**PROVIDED RECORDS**
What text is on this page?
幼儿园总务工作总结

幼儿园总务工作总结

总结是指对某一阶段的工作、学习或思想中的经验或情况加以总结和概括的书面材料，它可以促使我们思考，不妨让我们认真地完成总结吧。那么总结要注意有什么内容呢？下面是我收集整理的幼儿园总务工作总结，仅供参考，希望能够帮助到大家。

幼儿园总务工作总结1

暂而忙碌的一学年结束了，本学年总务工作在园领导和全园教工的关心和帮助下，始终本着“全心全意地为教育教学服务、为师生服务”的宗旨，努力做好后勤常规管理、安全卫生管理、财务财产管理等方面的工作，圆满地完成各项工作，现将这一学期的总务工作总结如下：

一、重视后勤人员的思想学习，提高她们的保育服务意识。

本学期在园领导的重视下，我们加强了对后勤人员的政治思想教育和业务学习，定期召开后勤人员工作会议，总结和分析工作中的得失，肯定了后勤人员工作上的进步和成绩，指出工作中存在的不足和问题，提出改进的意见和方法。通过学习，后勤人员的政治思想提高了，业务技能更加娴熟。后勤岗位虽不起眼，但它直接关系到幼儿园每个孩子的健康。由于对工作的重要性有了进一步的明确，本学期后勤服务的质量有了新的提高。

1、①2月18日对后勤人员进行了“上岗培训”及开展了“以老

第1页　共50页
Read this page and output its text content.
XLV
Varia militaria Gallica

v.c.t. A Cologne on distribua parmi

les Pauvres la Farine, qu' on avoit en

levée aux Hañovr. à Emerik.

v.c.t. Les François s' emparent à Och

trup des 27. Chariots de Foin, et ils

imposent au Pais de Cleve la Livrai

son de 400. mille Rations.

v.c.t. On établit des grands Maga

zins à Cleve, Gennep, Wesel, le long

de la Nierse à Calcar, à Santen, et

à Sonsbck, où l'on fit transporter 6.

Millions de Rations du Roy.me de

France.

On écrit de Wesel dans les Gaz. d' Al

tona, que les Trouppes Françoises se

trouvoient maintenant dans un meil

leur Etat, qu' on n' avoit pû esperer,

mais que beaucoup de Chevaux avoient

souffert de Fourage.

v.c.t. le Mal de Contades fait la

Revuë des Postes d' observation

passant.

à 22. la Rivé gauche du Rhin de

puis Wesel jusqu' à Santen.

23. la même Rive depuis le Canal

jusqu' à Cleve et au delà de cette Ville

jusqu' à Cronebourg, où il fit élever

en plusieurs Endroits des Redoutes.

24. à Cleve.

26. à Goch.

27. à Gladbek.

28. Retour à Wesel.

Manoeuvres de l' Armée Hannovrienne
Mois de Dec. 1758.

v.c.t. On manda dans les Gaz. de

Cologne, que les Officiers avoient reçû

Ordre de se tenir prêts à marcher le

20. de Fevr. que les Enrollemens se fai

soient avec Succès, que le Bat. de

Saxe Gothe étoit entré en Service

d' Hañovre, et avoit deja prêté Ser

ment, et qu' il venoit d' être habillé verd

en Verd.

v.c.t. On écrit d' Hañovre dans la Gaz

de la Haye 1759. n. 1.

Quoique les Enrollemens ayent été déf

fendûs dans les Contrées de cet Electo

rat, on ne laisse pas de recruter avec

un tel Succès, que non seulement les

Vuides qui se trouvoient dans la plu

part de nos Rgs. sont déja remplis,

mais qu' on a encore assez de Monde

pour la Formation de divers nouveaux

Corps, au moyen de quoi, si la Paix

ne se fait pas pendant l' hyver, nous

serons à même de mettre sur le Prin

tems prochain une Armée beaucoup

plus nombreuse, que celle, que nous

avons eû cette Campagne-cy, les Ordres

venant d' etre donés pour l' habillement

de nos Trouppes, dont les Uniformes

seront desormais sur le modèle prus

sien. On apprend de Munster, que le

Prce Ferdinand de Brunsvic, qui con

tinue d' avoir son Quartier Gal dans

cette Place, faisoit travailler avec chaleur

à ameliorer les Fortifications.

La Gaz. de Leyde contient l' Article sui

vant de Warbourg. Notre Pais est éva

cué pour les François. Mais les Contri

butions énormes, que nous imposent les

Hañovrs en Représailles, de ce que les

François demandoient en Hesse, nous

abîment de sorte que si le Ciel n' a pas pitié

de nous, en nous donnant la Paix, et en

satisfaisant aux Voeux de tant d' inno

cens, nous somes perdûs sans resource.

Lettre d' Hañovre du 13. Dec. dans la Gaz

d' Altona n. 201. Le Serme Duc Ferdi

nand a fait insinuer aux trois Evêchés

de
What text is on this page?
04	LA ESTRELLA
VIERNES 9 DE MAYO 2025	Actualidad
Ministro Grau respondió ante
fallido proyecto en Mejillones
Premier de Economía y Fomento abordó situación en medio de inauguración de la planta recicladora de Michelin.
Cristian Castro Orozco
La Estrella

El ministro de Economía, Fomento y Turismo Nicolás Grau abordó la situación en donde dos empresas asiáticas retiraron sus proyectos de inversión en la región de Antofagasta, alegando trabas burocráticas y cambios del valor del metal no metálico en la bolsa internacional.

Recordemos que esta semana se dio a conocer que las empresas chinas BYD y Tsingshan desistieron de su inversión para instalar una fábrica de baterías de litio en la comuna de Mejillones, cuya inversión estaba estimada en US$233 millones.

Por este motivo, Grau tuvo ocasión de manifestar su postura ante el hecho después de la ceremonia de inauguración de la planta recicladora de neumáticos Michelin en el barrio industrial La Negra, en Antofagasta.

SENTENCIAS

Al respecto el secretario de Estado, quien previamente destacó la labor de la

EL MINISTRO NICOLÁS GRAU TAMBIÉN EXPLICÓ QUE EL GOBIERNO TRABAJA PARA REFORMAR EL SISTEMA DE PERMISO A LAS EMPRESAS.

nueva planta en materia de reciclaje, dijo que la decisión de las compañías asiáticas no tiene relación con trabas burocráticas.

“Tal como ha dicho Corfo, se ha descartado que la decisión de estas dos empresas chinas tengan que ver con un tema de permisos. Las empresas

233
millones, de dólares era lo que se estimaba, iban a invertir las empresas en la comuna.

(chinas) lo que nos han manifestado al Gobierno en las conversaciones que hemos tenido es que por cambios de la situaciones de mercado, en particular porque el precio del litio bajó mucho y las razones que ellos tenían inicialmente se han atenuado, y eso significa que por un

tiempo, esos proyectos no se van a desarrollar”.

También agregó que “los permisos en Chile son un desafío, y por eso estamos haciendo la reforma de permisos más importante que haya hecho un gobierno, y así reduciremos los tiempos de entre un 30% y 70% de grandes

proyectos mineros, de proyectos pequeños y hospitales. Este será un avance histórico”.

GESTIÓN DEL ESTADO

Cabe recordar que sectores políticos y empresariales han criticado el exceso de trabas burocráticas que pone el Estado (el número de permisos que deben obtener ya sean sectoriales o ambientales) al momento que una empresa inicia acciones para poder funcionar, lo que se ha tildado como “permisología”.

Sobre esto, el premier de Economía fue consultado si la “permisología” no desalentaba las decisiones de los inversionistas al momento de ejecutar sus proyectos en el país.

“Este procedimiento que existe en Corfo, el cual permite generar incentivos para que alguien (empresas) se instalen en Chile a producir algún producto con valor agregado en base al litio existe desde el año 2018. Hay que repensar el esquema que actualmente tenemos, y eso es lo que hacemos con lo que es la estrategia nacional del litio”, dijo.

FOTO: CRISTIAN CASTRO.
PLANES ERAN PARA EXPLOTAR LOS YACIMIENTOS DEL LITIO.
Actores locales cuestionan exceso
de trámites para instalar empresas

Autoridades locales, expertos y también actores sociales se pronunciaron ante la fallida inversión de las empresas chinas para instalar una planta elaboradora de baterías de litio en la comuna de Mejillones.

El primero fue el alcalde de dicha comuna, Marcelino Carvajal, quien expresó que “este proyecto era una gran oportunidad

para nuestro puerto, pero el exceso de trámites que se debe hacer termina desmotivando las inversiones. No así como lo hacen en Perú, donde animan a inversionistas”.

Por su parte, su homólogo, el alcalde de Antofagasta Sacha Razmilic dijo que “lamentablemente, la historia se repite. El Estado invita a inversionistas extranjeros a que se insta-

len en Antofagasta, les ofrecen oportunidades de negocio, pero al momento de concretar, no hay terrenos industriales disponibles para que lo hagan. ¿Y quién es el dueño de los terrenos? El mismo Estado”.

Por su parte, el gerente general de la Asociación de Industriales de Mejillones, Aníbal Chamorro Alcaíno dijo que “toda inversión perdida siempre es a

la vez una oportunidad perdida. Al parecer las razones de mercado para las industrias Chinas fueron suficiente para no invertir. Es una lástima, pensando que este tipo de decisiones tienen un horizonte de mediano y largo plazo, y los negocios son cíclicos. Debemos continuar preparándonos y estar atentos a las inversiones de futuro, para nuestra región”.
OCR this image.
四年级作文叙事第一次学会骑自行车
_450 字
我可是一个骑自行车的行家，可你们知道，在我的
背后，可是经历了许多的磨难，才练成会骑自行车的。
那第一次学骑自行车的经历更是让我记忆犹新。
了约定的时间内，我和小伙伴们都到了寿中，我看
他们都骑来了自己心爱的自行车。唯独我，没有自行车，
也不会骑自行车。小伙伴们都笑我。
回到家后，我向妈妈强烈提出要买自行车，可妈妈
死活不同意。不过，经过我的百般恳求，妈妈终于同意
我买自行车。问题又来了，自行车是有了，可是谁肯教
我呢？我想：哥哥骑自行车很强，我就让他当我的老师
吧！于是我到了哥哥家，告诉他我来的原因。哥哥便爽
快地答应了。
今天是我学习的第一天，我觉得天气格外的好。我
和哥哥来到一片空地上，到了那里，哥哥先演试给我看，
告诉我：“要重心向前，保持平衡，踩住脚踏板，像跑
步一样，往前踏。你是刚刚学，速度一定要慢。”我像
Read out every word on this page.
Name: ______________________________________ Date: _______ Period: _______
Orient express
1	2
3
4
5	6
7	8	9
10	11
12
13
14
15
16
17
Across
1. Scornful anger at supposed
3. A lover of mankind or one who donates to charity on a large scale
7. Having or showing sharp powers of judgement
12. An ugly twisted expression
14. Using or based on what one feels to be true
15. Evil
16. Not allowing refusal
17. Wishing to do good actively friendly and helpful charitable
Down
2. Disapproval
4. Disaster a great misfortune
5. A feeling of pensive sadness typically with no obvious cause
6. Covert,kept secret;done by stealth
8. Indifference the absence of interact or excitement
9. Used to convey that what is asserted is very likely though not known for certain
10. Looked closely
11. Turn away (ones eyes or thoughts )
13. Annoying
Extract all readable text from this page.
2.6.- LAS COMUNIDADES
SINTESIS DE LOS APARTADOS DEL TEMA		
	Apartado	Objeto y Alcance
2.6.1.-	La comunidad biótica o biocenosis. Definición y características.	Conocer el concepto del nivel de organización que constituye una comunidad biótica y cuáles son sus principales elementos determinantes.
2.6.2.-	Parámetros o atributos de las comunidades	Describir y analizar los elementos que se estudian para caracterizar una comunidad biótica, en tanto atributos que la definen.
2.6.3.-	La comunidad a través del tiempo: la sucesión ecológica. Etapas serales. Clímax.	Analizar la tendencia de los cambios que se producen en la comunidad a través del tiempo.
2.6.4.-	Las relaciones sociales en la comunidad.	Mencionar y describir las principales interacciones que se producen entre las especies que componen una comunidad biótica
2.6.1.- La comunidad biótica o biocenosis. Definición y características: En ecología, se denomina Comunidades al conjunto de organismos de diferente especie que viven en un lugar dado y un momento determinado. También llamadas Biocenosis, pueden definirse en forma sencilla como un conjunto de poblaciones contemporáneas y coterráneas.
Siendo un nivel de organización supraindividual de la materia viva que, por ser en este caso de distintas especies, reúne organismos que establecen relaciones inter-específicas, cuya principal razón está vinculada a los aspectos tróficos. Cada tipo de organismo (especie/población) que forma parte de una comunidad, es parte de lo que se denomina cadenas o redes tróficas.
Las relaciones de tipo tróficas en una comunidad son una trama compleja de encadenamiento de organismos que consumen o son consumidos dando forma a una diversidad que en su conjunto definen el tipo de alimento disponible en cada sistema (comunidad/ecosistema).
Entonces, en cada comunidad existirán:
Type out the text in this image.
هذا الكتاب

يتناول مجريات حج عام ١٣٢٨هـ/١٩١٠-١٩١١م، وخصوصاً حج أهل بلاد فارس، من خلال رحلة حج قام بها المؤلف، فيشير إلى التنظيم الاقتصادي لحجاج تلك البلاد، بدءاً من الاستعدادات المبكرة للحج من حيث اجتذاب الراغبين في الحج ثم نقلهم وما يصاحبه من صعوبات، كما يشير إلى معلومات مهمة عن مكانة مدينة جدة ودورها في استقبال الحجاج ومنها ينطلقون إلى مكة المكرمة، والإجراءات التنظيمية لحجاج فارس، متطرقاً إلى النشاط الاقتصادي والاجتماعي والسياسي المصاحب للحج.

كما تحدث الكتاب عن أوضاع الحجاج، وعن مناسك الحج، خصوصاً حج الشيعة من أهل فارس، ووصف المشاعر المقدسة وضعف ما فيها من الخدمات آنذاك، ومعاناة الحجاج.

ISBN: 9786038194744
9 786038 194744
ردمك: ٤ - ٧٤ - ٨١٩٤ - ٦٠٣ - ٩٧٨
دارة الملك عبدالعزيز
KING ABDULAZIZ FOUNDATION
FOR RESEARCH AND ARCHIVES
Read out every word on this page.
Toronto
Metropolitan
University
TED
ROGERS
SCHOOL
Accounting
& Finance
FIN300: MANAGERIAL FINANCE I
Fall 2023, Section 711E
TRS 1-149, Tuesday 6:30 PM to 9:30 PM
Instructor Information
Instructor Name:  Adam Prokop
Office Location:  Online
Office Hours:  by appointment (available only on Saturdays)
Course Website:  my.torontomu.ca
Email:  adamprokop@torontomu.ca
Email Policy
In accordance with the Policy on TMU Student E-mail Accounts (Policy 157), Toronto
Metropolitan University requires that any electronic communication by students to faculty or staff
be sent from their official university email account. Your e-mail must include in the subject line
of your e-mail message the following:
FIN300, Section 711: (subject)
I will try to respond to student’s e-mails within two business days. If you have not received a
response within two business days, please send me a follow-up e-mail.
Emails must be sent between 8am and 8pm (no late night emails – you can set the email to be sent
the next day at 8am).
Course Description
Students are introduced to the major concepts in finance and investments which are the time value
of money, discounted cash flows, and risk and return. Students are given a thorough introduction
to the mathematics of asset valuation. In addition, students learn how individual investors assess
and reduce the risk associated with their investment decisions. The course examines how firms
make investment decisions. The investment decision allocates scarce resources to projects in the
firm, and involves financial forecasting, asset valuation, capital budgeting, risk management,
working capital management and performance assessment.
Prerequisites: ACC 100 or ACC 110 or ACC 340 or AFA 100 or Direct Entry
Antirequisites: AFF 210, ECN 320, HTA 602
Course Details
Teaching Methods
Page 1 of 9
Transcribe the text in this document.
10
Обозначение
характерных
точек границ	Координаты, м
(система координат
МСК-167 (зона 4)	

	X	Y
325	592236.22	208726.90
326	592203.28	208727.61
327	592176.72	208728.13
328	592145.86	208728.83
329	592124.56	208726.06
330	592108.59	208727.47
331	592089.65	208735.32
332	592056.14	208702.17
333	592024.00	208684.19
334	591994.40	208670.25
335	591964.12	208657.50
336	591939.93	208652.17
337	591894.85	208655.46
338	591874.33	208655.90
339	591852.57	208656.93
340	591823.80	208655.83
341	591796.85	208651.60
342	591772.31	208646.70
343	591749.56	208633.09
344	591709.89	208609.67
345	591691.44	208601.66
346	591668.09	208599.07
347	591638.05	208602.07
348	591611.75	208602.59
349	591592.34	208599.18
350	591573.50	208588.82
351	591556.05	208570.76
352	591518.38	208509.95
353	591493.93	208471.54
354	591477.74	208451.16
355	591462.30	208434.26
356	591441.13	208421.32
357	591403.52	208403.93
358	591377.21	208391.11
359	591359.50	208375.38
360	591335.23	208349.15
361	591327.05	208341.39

**GIVEN PROBLEM**
Of the lines in the material, how many hold the word "Rations"? Reply with the number only.

**ANSWER TO THE EXERCISE**
2